+++ Provided records +++

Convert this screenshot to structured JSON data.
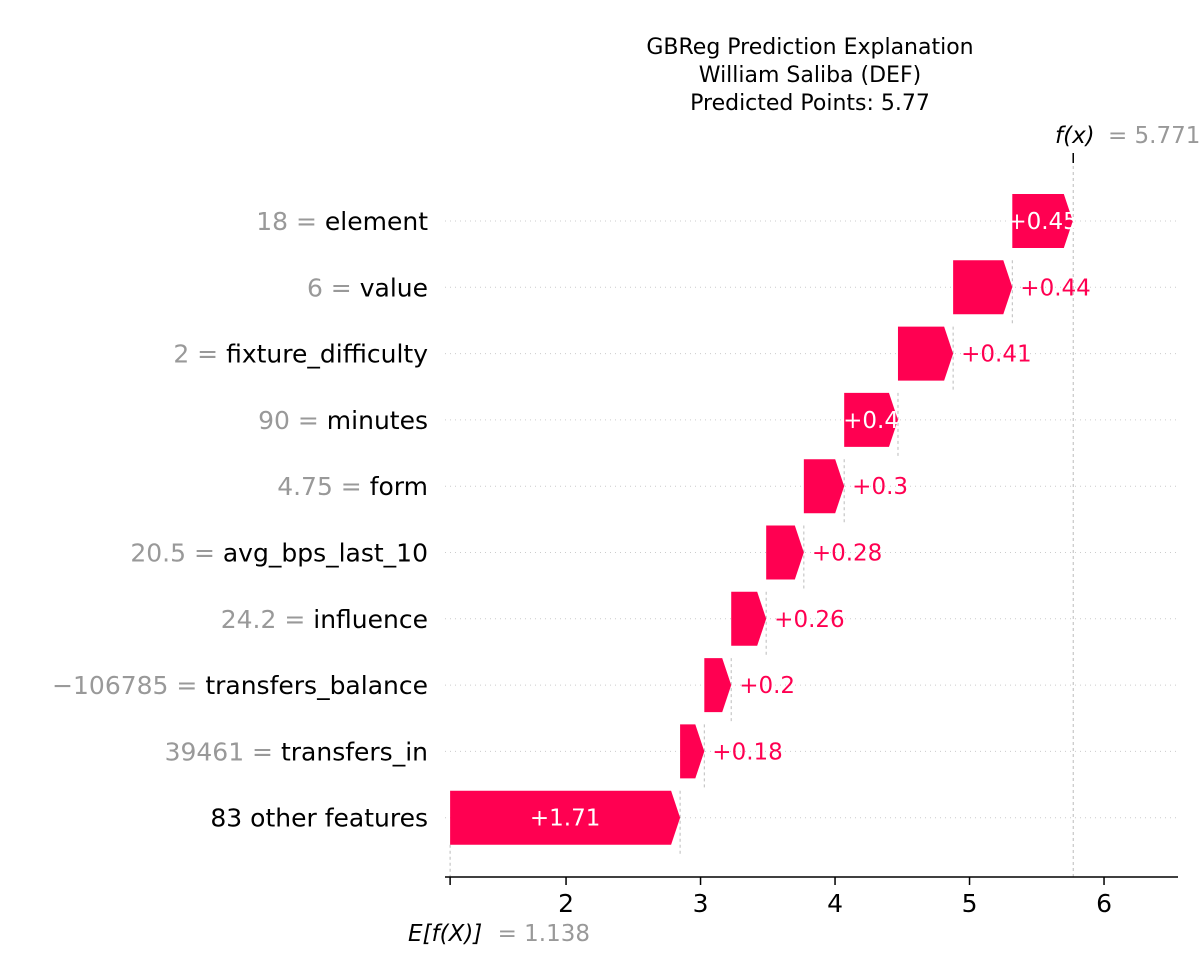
{
  "chart_data": {
    "type": "waterfall",
    "title_lines": [
      "GBReg Prediction Explanation",
      "William Saliba (DEF)",
      "Predicted Points: 5.77"
    ],
    "base_value_label": "E[f(X)]",
    "base_value_text": "= 1.138",
    "base_value": 1.138,
    "output_value_label": "f(x)",
    "output_value_text": "= 5.771",
    "output_value": 5.771,
    "xlim": [
      1.1,
      6.55
    ],
    "xticks": [
      2,
      3,
      4,
      5,
      6
    ],
    "xtick_labels": [
      "2",
      "3",
      "4",
      "5",
      "6"
    ],
    "positive_color": "#ff0051",
    "feature_value_color": "#999999",
    "features": [
      {
        "value_text": "18 =",
        "name": "element",
        "contribution": 0.45,
        "label": "+0.45"
      },
      {
        "value_text": "6 =",
        "name": "value",
        "contribution": 0.44,
        "label": "+0.44"
      },
      {
        "value_text": "2 =",
        "name": "fixture_difficulty",
        "contribution": 0.41,
        "label": "+0.41"
      },
      {
        "value_text": "90 =",
        "name": "minutes",
        "contribution": 0.4,
        "label": "+0.4"
      },
      {
        "value_text": "4.75 =",
        "name": "form",
        "contribution": 0.3,
        "label": "+0.3"
      },
      {
        "value_text": "20.5 =",
        "name": "avg_bps_last_10",
        "contribution": 0.28,
        "label": "+0.28"
      },
      {
        "value_text": "24.2 =",
        "name": "influence",
        "contribution": 0.26,
        "label": "+0.26"
      },
      {
        "value_text": "−106785 =",
        "name": "transfers_balance",
        "contribution": 0.2,
        "label": "+0.2"
      },
      {
        "value_text": "39461 =",
        "name": "transfers_in",
        "contribution": 0.18,
        "label": "+0.18"
      },
      {
        "value_text": "",
        "name": "83 other features",
        "contribution": 1.71,
        "label": "+1.71"
      }
    ]
  }
}
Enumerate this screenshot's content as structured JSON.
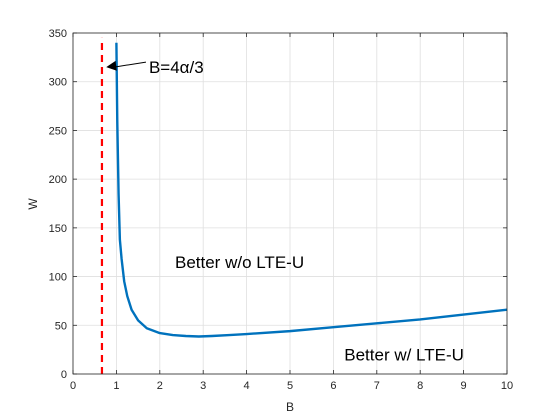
{
  "chart_data": {
    "type": "line",
    "title": "",
    "xlabel": "B",
    "ylabel": "W",
    "xlim": [
      0,
      10
    ],
    "ylim": [
      0,
      350
    ],
    "xticks": [
      0,
      1,
      2,
      3,
      4,
      5,
      6,
      7,
      8,
      9,
      10
    ],
    "yticks": [
      0,
      50,
      100,
      150,
      200,
      250,
      300,
      350
    ],
    "grid": true,
    "series": [
      {
        "color": "#0072BD",
        "style": "solid",
        "x": [
          1.0,
          1.02,
          1.05,
          1.08,
          1.12,
          1.18,
          1.25,
          1.35,
          1.5,
          1.7,
          2.0,
          2.3,
          2.6,
          2.9,
          3.2,
          3.6,
          4.0,
          5.0,
          6.0,
          7.0,
          8.0,
          9.0,
          10.0
        ],
        "y": [
          340,
          260,
          185,
          138,
          118,
          95,
          80,
          66,
          55,
          47,
          42,
          40,
          39,
          38.5,
          39,
          40,
          41,
          44,
          48,
          52,
          56,
          61,
          66
        ]
      },
      {
        "color": "#FF0000",
        "style": "dashed",
        "x": [
          0.667,
          0.667
        ],
        "y": [
          0,
          345
        ]
      }
    ],
    "annotations": [
      {
        "text": "B=4α/3",
        "x": 1.75,
        "y": 315,
        "arrow_to": [
          0.72,
          315
        ]
      },
      {
        "text": "Better w/o LTE-U",
        "x": 2.35,
        "y": 115
      },
      {
        "text": "Better w/ LTE-U",
        "x": 6.25,
        "y": 20
      }
    ],
    "colors": {
      "curve": "#0072BD",
      "threshold": "#FF0000",
      "grid": "#DFDFDF",
      "axis": "#262626"
    }
  }
}
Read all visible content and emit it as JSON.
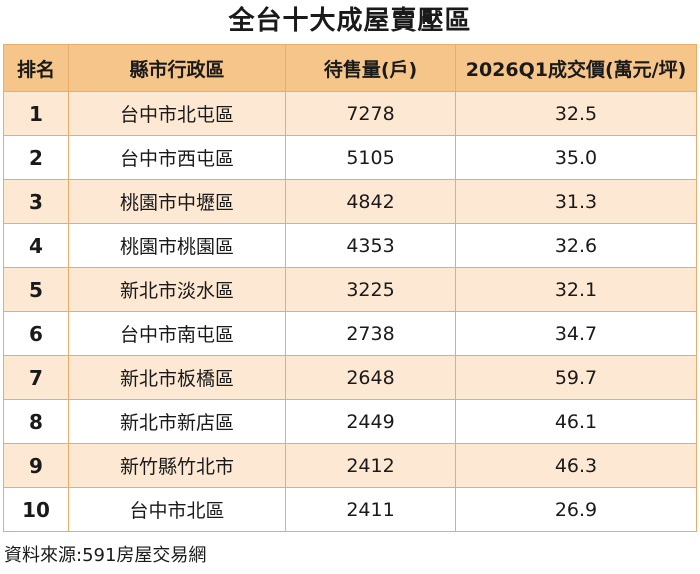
{
  "title": "全台十大成屋賣壓區",
  "table": {
    "headers": {
      "rank": "排名",
      "district": "縣市行政區",
      "supply": "待售量(戶)",
      "price": "2026Q1成交價(萬元/坪)"
    },
    "rows": [
      {
        "rank": "1",
        "district": "台中市北屯區",
        "supply": "7278",
        "price": "32.5"
      },
      {
        "rank": "2",
        "district": "台中市西屯區",
        "supply": "5105",
        "price": "35.0"
      },
      {
        "rank": "3",
        "district": "桃園市中壢區",
        "supply": "4842",
        "price": "31.3"
      },
      {
        "rank": "4",
        "district": "桃園市桃園區",
        "supply": "4353",
        "price": "32.6"
      },
      {
        "rank": "5",
        "district": "新北市淡水區",
        "supply": "3225",
        "price": "32.1"
      },
      {
        "rank": "6",
        "district": "台中市南屯區",
        "supply": "2738",
        "price": "34.7"
      },
      {
        "rank": "7",
        "district": "新北市板橋區",
        "supply": "2648",
        "price": "59.7"
      },
      {
        "rank": "8",
        "district": "新北市新店區",
        "supply": "2449",
        "price": "46.1"
      },
      {
        "rank": "9",
        "district": "新竹縣竹北市",
        "supply": "2412",
        "price": "46.3"
      },
      {
        "rank": "10",
        "district": "台中市北區",
        "supply": "2411",
        "price": "26.9"
      }
    ]
  },
  "source": "資料來源:591房屋交易網",
  "colors": {
    "header_bg": "#f6c589",
    "odd_row_bg": "#fde9d3",
    "even_row_bg": "#ffffff",
    "border": "#e8ad6a"
  }
}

+++

§ **Written request**:
Repeat the entries exactly. Pictures are excluded from the copy.

§ **Exercise result**:
Convert this screenshot to structured JSON data.
{
  "chart_data": {
    "type": "waterfall",
    "title_lines": [
      "GBReg Prediction Explanation",
      "William Saliba (DEF)",
      "Predicted Points: 5.77"
    ],
    "base_value_label": "E[f(X)]",
    "base_value_text": "= 1.138",
    "base_value": 1.138,
    "output_value_label": "f(x)",
    "output_value_text": "= 5.771",
    "output_value": 5.771,
    "xlim": [
      1.1,
      6.55
    ],
    "xticks": [
      2,
      3,
      4,
      5,
      6
    ],
    "xtick_labels": [
      "2",
      "3",
      "4",
      "5",
      "6"
    ],
    "positive_color": "#ff0051",
    "feature_value_color": "#999999",
    "features": [
      {
        "value_text": "18 =",
        "name": "element",
        "contribution": 0.45,
        "label": "+0.45"
      },
      {
        "value_text": "6 =",
        "name": "value",
        "contribution": 0.44,
        "label": "+0.44"
      },
      {
        "value_text": "2 =",
        "name": "fixture_difficulty",
        "contribution": 0.41,
        "label": "+0.41"
      },
      {
        "value_text": "90 =",
        "name": "minutes",
        "contribution": 0.4,
        "label": "+0.4"
      },
      {
        "value_text": "4.75 =",
        "name": "form",
        "contribution": 0.3,
        "label": "+0.3"
      },
      {
        "value_text": "20.5 =",
        "name": "avg_bps_last_10",
        "contribution": 0.28,
        "label": "+0.28"
      },
      {
        "value_text": "24.2 =",
        "name": "influence",
        "contribution": 0.26,
        "label": "+0.26"
      },
      {
        "value_text": "−106785 =",
        "name": "transfers_balance",
        "contribution": 0.2,
        "label": "+0.2"
      },
      {
        "value_text": "39461 =",
        "name": "transfers_in",
        "contribution": 0.18,
        "label": "+0.18"
      },
      {
        "value_text": "",
        "name": "83 other features",
        "contribution": 1.71,
        "label": "+1.71"
      }
    ]
  }
}
Enumerate this screenshot's content as structured JSON.
{
  "chart_data": {
    "type": "line",
    "title": "",
    "xlabel": "B",
    "ylabel": "W",
    "xlim": [
      0,
      10
    ],
    "ylim": [
      0,
      350
    ],
    "xticks": [
      0,
      1,
      2,
      3,
      4,
      5,
      6,
      7,
      8,
      9,
      10
    ],
    "yticks": [
      0,
      50,
      100,
      150,
      200,
      250,
      300,
      350
    ],
    "grid": true,
    "series": [
      {
        "color": "#0072BD",
        "style": "solid",
        "x": [
          1.0,
          1.02,
          1.05,
          1.08,
          1.12,
          1.18,
          1.25,
          1.35,
          1.5,
          1.7,
          2.0,
          2.3,
          2.6,
          2.9,
          3.2,
          3.6,
          4.0,
          5.0,
          6.0,
          7.0,
          8.0,
          9.0,
          10.0
        ],
        "y": [
          340,
          260,
          185,
          138,
          118,
          95,
          80,
          66,
          55,
          47,
          42,
          40,
          39,
          38.5,
          39,
          40,
          41,
          44,
          48,
          52,
          56,
          61,
          66
        ]
      },
      {
        "color": "#FF0000",
        "style": "dashed",
        "x": [
          0.667,
          0.667
        ],
        "y": [
          0,
          345
        ]
      }
    ],
    "annotations": [
      {
        "text": "B=4α/3",
        "x": 1.75,
        "y": 315,
        "arrow_to": [
          0.72,
          315
        ]
      },
      {
        "text": "Better w/o LTE-U",
        "x": 2.35,
        "y": 115
      },
      {
        "text": "Better w/ LTE-U",
        "x": 6.25,
        "y": 20
      }
    ],
    "colors": {
      "curve": "#0072BD",
      "threshold": "#FF0000",
      "grid": "#DFDFDF",
      "axis": "#262626"
    }
  }
}
Read all visible content and emit it as JSON.
{
  "title": "全台十大成屋賣壓區",
  "table": {
    "headers": {
      "rank": "排名",
      "district": "縣市行政區",
      "supply": "待售量(戶)",
      "price": "2026Q1成交價(萬元/坪)"
    },
    "rows": [
      {
        "rank": "1",
        "district": "台中市北屯區",
        "supply": "7278",
        "price": "32.5"
      },
      {
        "rank": "2",
        "district": "台中市西屯區",
        "supply": "5105",
        "price": "35.0"
      },
      {
        "rank": "3",
        "district": "桃園市中壢區",
        "supply": "4842",
        "price": "31.3"
      },
      {
        "rank": "4",
        "district": "桃園市桃園區",
        "supply": "4353",
        "price": "32.6"
      },
      {
        "rank": "5",
        "district": "新北市淡水區",
        "supply": "3225",
        "price": "32.1"
      },
      {
        "rank": "6",
        "district": "台中市南屯區",
        "supply": "2738",
        "price": "34.7"
      },
      {
        "rank": "7",
        "district": "新北市板橋區",
        "supply": "2648",
        "price": "59.7"
      },
      {
        "rank": "8",
        "district": "新北市新店區",
        "supply": "2449",
        "price": "46.1"
      },
      {
        "rank": "9",
        "district": "新竹縣竹北市",
        "supply": "2412",
        "price": "46.3"
      },
      {
        "rank": "10",
        "district": "台中市北區",
        "supply": "2411",
        "price": "26.9"
      }
    ]
  },
  "source": "資料來源:591房屋交易網",
  "colors": {
    "header_bg": "#f6c589",
    "odd_row_bg": "#fde9d3",
    "even_row_bg": "#ffffff",
    "border": "#e8ad6a"
  }
}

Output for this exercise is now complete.